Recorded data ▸
_ _ _ _ _

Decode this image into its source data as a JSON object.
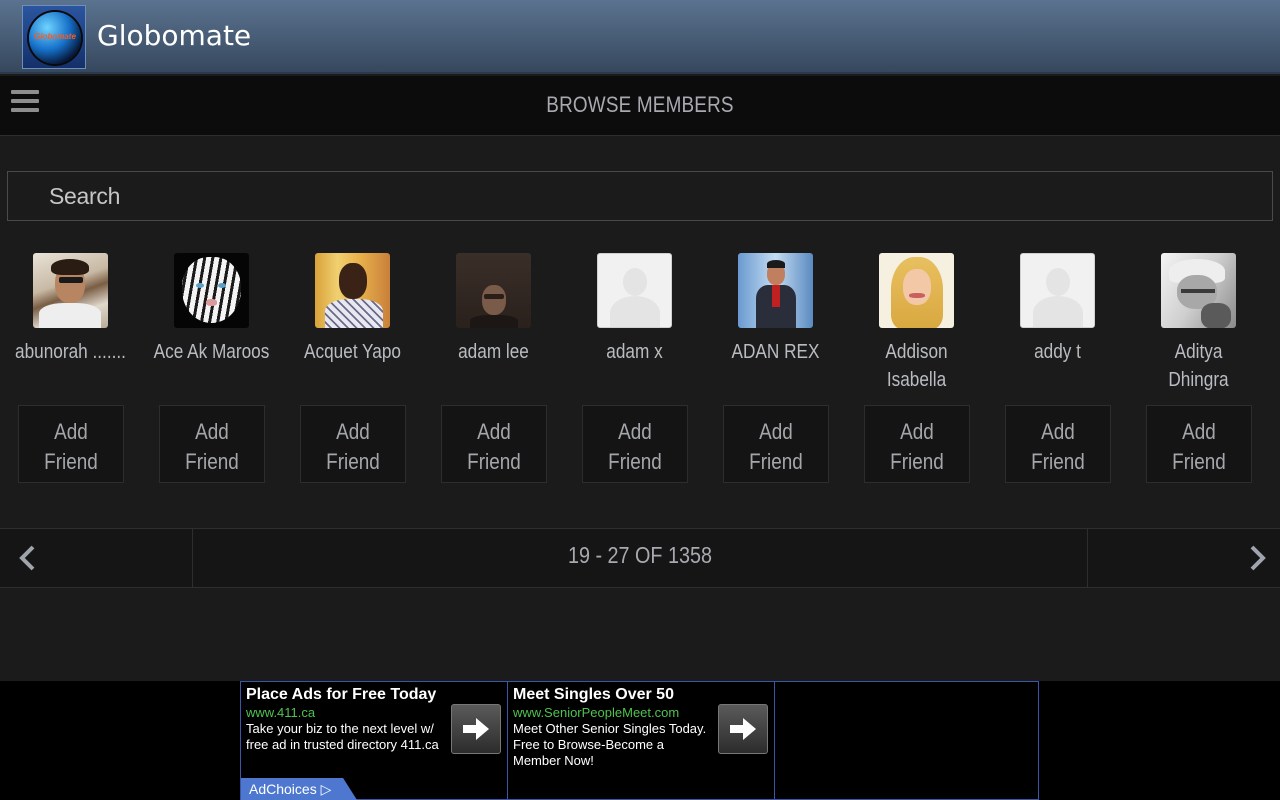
{
  "app": {
    "title": "Globomate",
    "logo_text": "Globomate"
  },
  "header": {
    "heading": "BROWSE MEMBERS",
    "menu_icon": "hamburger-menu-icon"
  },
  "search": {
    "placeholder": "Search",
    "value": ""
  },
  "members": [
    {
      "name": "abunorah .......",
      "button": "Add\nFriend",
      "photo": "man-with-sunglasses"
    },
    {
      "name": "Ace Ak Maroos",
      "button": "Add\nFriend",
      "photo": "white-tiger"
    },
    {
      "name": "Acquet Yapo",
      "button": "Add\nFriend",
      "photo": "man-smiling"
    },
    {
      "name": "adam lee",
      "button": "Add\nFriend",
      "photo": "dark-portrait"
    },
    {
      "name": "adam x",
      "button": "Add\nFriend",
      "photo": "default-avatar"
    },
    {
      "name": "ADAN REX",
      "button": "Add\nFriend",
      "photo": "man-in-suit"
    },
    {
      "name": "Addison\nIsabella",
      "button": "Add\nFriend",
      "photo": "blonde-woman"
    },
    {
      "name": "addy t",
      "button": "Add\nFriend",
      "photo": "default-avatar"
    },
    {
      "name": "Aditya\nDhingra",
      "button": "Add\nFriend",
      "photo": "grayscale-portrait"
    }
  ],
  "pager": {
    "range": "19 - 27 OF 1358",
    "prev_icon": "chevron-left-icon",
    "next_icon": "chevron-right-icon"
  },
  "ads": [
    {
      "title": "Place Ads for Free Today",
      "url": "www.411.ca",
      "text": "Take your biz to the next level w/ free ad in trusted directory 411.ca"
    },
    {
      "title": "Meet Singles Over 50",
      "url": "www.SeniorPeopleMeet.com",
      "text": "Meet Other Senior Singles Today. Free to Browse-Become a Member Now!"
    }
  ],
  "adchoices": "AdChoices",
  "colors": {
    "actionbar_top": "#5b7390",
    "actionbar_bottom": "#36485e",
    "background": "#1b1b1b",
    "ad_border": "#3a56a8",
    "ad_url": "#4fc24f",
    "adchoices": "#4e78d0"
  }
}
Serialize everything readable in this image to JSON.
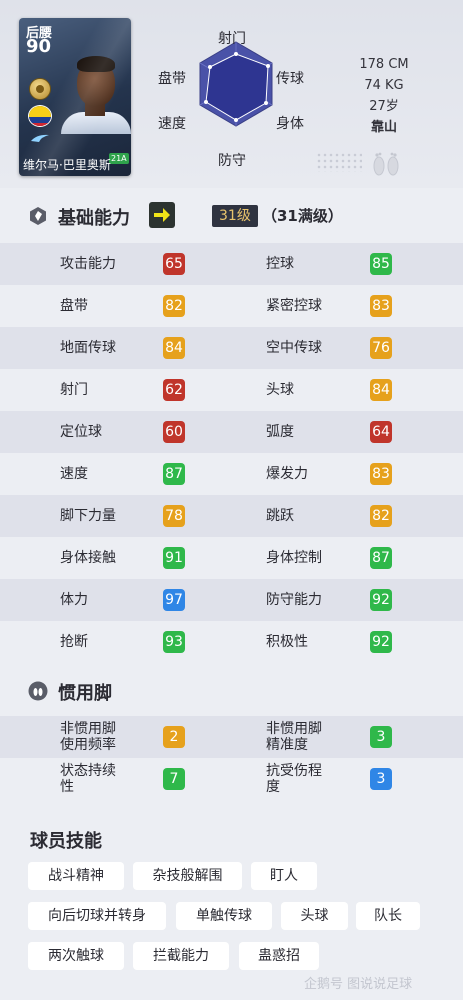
{
  "player": {
    "position": "后腰",
    "overall": "90",
    "name": "维尔马·巴里奥斯",
    "card_badge": "21A",
    "height": "178 CM",
    "weight": "74 KG",
    "age": "27岁",
    "foot": "靠山"
  },
  "radar": {
    "top": "射门",
    "upper_left": "盘带",
    "upper_right": "传球",
    "lower_left": "速度",
    "lower_right": "身体",
    "bottom": "防守"
  },
  "basic": {
    "title": "基础能力",
    "level_pill": "31级",
    "level_text": "（31满级）",
    "rows": [
      {
        "l_label": "攻击能力",
        "l_value": "65",
        "l_color": "#c0352b",
        "r_label": "控球",
        "r_value": "85",
        "r_color": "#2fb84a"
      },
      {
        "l_label": "盘带",
        "l_value": "82",
        "l_color": "#e6a11c",
        "r_label": "紧密控球",
        "r_value": "83",
        "r_color": "#e6a11c"
      },
      {
        "l_label": "地面传球",
        "l_value": "84",
        "l_color": "#e6a11c",
        "r_label": "空中传球",
        "r_value": "76",
        "r_color": "#e6a11c"
      },
      {
        "l_label": "射门",
        "l_value": "62",
        "l_color": "#c0352b",
        "r_label": "头球",
        "r_value": "84",
        "r_color": "#e6a11c"
      },
      {
        "l_label": "定位球",
        "l_value": "60",
        "l_color": "#c0352b",
        "r_label": "弧度",
        "r_value": "64",
        "r_color": "#c0352b"
      },
      {
        "l_label": "速度",
        "l_value": "87",
        "l_color": "#2fb84a",
        "r_label": "爆发力",
        "r_value": "83",
        "r_color": "#e6a11c"
      },
      {
        "l_label": "脚下力量",
        "l_value": "78",
        "l_color": "#e6a11c",
        "r_label": "跳跃",
        "r_value": "82",
        "r_color": "#e6a11c"
      },
      {
        "l_label": "身体接触",
        "l_value": "91",
        "l_color": "#2fb84a",
        "r_label": "身体控制",
        "r_value": "87",
        "r_color": "#2fb84a"
      },
      {
        "l_label": "体力",
        "l_value": "97",
        "l_color": "#2f86e6",
        "r_label": "防守能力",
        "r_value": "92",
        "r_color": "#2fb84a"
      },
      {
        "l_label": "抢断",
        "l_value": "93",
        "l_color": "#2fb84a",
        "r_label": "积极性",
        "r_value": "92",
        "r_color": "#2fb84a"
      }
    ]
  },
  "foot": {
    "title": "惯用脚",
    "rows": [
      {
        "l_label1": "非惯用脚",
        "l_label2": "使用频率",
        "l_value": "2",
        "l_color": "#e6a11c",
        "r_label1": "非惯用脚",
        "r_label2": "精准度",
        "r_value": "3",
        "r_color": "#2fb84a"
      },
      {
        "l_label1": "状态持续",
        "l_label2": "性",
        "l_value": "7",
        "l_color": "#2fb84a",
        "r_label1": "抗受伤程",
        "r_label2": "度",
        "r_value": "3",
        "r_color": "#2f86e6"
      }
    ]
  },
  "skills": {
    "title": "球员技能",
    "items": [
      "战斗精神",
      "杂技般解围",
      "盯人",
      "向后切球并转身",
      "单触传球",
      "头球",
      "队长",
      "两次触球",
      "拦截能力",
      "蛊惑招"
    ]
  },
  "watermark": "企鹅号 图说说足球"
}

_ _ _ _ _

Every record is to be reproduced exactly, with no pictures included.

Decode this image into its source data as a JSON object.
{
  "app": {
    "title": "Globomate",
    "logo_text": "Globomate"
  },
  "header": {
    "heading": "BROWSE MEMBERS",
    "menu_icon": "hamburger-menu-icon"
  },
  "search": {
    "placeholder": "Search",
    "value": ""
  },
  "members": [
    {
      "name": "abunorah .......",
      "button": "Add\nFriend",
      "photo": "man-with-sunglasses"
    },
    {
      "name": "Ace Ak Maroos",
      "button": "Add\nFriend",
      "photo": "white-tiger"
    },
    {
      "name": "Acquet Yapo",
      "button": "Add\nFriend",
      "photo": "man-smiling"
    },
    {
      "name": "adam lee",
      "button": "Add\nFriend",
      "photo": "dark-portrait"
    },
    {
      "name": "adam x",
      "button": "Add\nFriend",
      "photo": "default-avatar"
    },
    {
      "name": "ADAN REX",
      "button": "Add\nFriend",
      "photo": "man-in-suit"
    },
    {
      "name": "Addison\nIsabella",
      "button": "Add\nFriend",
      "photo": "blonde-woman"
    },
    {
      "name": "addy t",
      "button": "Add\nFriend",
      "photo": "default-avatar"
    },
    {
      "name": "Aditya\nDhingra",
      "button": "Add\nFriend",
      "photo": "grayscale-portrait"
    }
  ],
  "pager": {
    "range": "19 - 27 OF 1358",
    "prev_icon": "chevron-left-icon",
    "next_icon": "chevron-right-icon"
  },
  "ads": [
    {
      "title": "Place Ads for Free Today",
      "url": "www.411.ca",
      "text": "Take your biz to the next level w/ free ad in trusted directory 411.ca"
    },
    {
      "title": "Meet Singles Over 50",
      "url": "www.SeniorPeopleMeet.com",
      "text": "Meet Other Senior Singles Today. Free to Browse-Become a Member Now!"
    }
  ],
  "adchoices": "AdChoices",
  "colors": {
    "actionbar_top": "#5b7390",
    "actionbar_bottom": "#36485e",
    "background": "#1b1b1b",
    "ad_border": "#3a56a8",
    "ad_url": "#4fc24f",
    "adchoices": "#4e78d0"
  }
}
Serialize everything readable in this image to JSON.
{
  "player": {
    "position": "后腰",
    "overall": "90",
    "name": "维尔马·巴里奥斯",
    "card_badge": "21A",
    "height": "178 CM",
    "weight": "74 KG",
    "age": "27岁",
    "foot": "靠山"
  },
  "radar": {
    "top": "射门",
    "upper_left": "盘带",
    "upper_right": "传球",
    "lower_left": "速度",
    "lower_right": "身体",
    "bottom": "防守"
  },
  "basic": {
    "title": "基础能力",
    "level_pill": "31级",
    "level_text": "（31满级）",
    "rows": [
      {
        "l_label": "攻击能力",
        "l_value": "65",
        "l_color": "#c0352b",
        "r_label": "控球",
        "r_value": "85",
        "r_color": "#2fb84a"
      },
      {
        "l_label": "盘带",
        "l_value": "82",
        "l_color": "#e6a11c",
        "r_label": "紧密控球",
        "r_value": "83",
        "r_color": "#e6a11c"
      },
      {
        "l_label": "地面传球",
        "l_value": "84",
        "l_color": "#e6a11c",
        "r_label": "空中传球",
        "r_value": "76",
        "r_color": "#e6a11c"
      },
      {
        "l_label": "射门",
        "l_value": "62",
        "l_color": "#c0352b",
        "r_label": "头球",
        "r_value": "84",
        "r_color": "#e6a11c"
      },
      {
        "l_label": "定位球",
        "l_value": "60",
        "l_color": "#c0352b",
        "r_label": "弧度",
        "r_value": "64",
        "r_color": "#c0352b"
      },
      {
        "l_label": "速度",
        "l_value": "87",
        "l_color": "#2fb84a",
        "r_label": "爆发力",
        "r_value": "83",
        "r_color": "#e6a11c"
      },
      {
        "l_label": "脚下力量",
        "l_value": "78",
        "l_color": "#e6a11c",
        "r_label": "跳跃",
        "r_value": "82",
        "r_color": "#e6a11c"
      },
      {
        "l_label": "身体接触",
        "l_value": "91",
        "l_color": "#2fb84a",
        "r_label": "身体控制",
        "r_value": "87",
        "r_color": "#2fb84a"
      },
      {
        "l_label": "体力",
        "l_value": "97",
        "l_color": "#2f86e6",
        "r_label": "防守能力",
        "r_value": "92",
        "r_color": "#2fb84a"
      },
      {
        "l_label": "抢断",
        "l_value": "93",
        "l_color": "#2fb84a",
        "r_label": "积极性",
        "r_value": "92",
        "r_color": "#2fb84a"
      }
    ]
  },
  "foot": {
    "title": "惯用脚",
    "rows": [
      {
        "l_label1": "非惯用脚",
        "l_label2": "使用频率",
        "l_value": "2",
        "l_color": "#e6a11c",
        "r_label1": "非惯用脚",
        "r_label2": "精准度",
        "r_value": "3",
        "r_color": "#2fb84a"
      },
      {
        "l_label1": "状态持续",
        "l_label2": "性",
        "l_value": "7",
        "l_color": "#2fb84a",
        "r_label1": "抗受伤程",
        "r_label2": "度",
        "r_value": "3",
        "r_color": "#2f86e6"
      }
    ]
  },
  "skills": {
    "title": "球员技能",
    "items": [
      "战斗精神",
      "杂技般解围",
      "盯人",
      "向后切球并转身",
      "单触传球",
      "头球",
      "队长",
      "两次触球",
      "拦截能力",
      "蛊惑招"
    ]
  },
  "watermark": "企鹅号 图说说足球"
}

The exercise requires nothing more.